**THE REQUEST:** Without the pictures, print each of the records below exactly as it appears.

**INFORMATION GIVEN:**
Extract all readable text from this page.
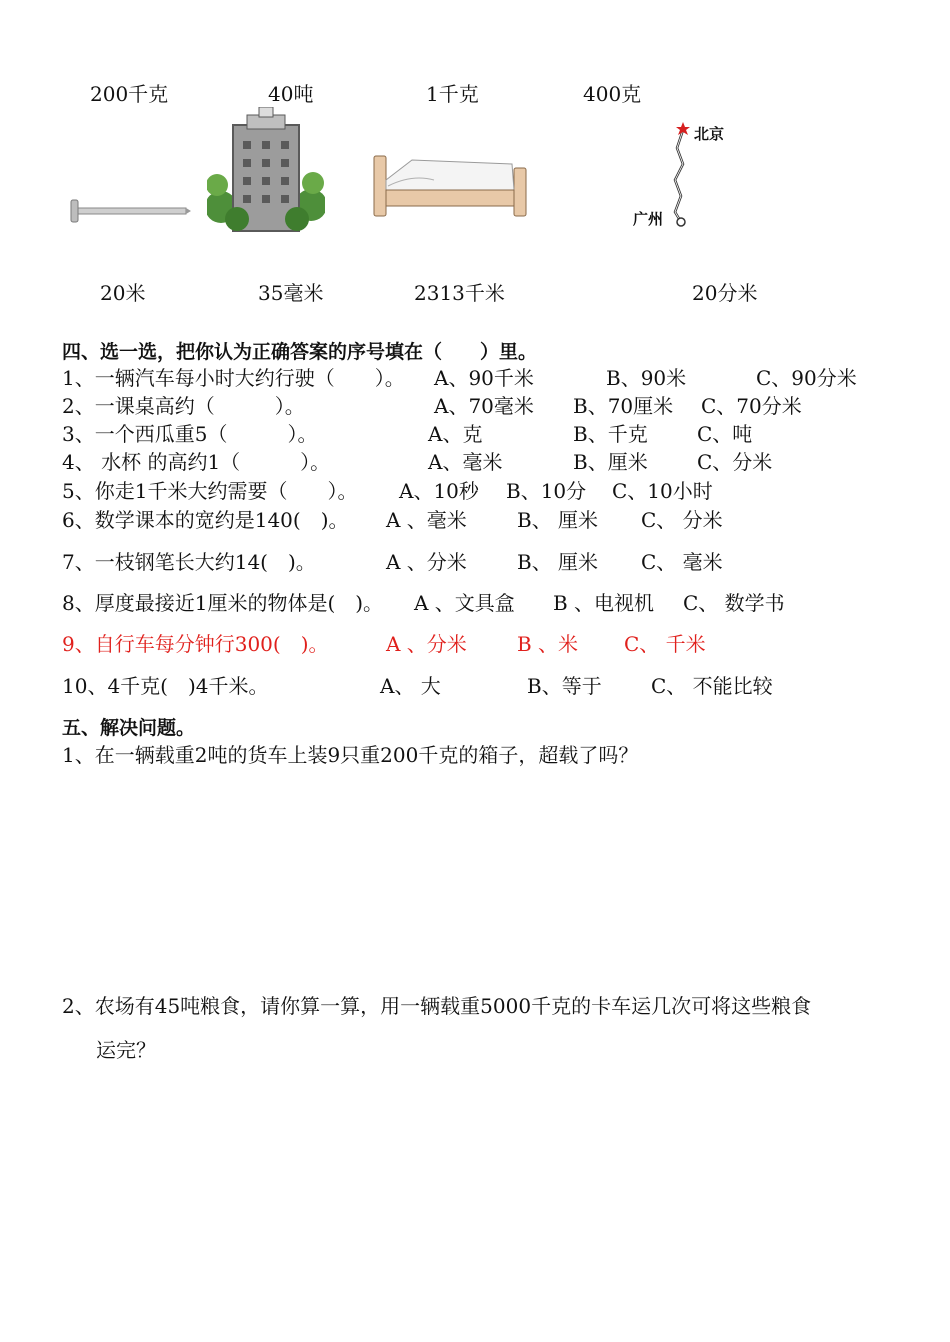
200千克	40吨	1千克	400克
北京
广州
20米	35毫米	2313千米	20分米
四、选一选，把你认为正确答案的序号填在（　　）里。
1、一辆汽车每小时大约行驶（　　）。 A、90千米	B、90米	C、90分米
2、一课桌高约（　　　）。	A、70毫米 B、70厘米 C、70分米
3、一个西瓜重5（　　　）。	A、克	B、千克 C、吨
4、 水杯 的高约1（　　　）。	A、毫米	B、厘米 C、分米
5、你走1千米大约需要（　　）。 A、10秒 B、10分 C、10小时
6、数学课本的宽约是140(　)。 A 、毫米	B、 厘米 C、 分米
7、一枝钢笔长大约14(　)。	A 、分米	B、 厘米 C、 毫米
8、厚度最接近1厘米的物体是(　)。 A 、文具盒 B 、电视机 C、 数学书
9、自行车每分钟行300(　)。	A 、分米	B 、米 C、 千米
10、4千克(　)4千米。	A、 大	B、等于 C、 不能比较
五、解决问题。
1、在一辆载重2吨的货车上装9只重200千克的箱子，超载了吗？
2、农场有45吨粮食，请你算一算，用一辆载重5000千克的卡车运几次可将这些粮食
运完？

**TASK RESULT:**
Extract all readable text from this page.
200千克	40吨	1千克	400克
北京
广州
20米	35毫米	2313千米	20分米
四、选一选，把你认为正确答案的序号填在（　　）里。
1、一辆汽车每小时大约行驶（　　）。 A、90千米	B、90米	C、90分米
2、一课桌高约（　　　）。	A、70毫米 B、70厘米 C、70分米
3、一个西瓜重5（　　　）。	A、克	B、千克 C、吨
4、 水杯 的高约1（　　　）。	A、毫米	B、厘米 C、分米
5、你走1千米大约需要（　　）。 A、10秒 B、10分 C、10小时
6、数学课本的宽约是140(　)。 A 、毫米	B、 厘米 C、 分米
7、一枝钢笔长大约14(　)。	A 、分米	B、 厘米 C、 毫米
8、厚度最接近1厘米的物体是(　)。 A 、文具盒 B 、电视机 C、 数学书
9、自行车每分钟行300(　)。	A 、分米	B 、米 C、 千米
10、4千克(　)4千米。	A、 大	B、等于 C、 不能比较
五、解决问题。
1、在一辆载重2吨的货车上装9只重200千克的箱子，超载了吗？
2、农场有45吨粮食，请你算一算，用一辆载重5000千克的卡车运几次可将这些粮食
运完？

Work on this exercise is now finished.